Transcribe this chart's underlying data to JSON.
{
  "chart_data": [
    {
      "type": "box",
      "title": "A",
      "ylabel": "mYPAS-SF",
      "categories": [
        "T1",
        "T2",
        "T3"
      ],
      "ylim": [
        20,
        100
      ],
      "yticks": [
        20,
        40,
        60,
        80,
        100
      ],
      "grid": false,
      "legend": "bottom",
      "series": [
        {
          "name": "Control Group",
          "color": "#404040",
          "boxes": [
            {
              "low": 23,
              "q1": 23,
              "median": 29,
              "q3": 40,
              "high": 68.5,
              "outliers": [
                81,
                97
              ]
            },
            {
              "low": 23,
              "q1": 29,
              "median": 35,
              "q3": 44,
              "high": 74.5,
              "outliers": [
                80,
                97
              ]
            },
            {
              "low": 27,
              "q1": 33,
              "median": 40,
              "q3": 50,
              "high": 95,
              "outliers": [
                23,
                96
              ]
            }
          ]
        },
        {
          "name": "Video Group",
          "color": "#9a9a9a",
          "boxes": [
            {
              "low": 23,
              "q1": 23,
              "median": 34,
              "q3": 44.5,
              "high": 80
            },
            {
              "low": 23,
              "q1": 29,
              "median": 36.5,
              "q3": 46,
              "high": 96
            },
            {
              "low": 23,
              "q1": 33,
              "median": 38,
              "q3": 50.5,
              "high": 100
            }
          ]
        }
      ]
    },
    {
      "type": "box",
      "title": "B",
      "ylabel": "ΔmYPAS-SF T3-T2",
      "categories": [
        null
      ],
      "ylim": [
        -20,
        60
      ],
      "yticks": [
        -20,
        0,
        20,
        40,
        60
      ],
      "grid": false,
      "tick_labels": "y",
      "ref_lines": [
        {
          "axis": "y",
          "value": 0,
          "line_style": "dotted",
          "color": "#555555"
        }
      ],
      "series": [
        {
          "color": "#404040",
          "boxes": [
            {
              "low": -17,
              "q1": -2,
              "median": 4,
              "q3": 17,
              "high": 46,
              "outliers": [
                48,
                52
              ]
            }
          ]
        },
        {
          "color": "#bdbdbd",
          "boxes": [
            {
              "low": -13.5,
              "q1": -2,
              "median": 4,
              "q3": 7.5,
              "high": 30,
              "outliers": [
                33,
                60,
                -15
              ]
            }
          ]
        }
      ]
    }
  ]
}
◇ ◇ ◇
__What needs to be done__: Which lines above hold the word "name"? Copy each of them.

__Answer to the exercise__:
          "name": "Control Group",
          "name": "Video Group",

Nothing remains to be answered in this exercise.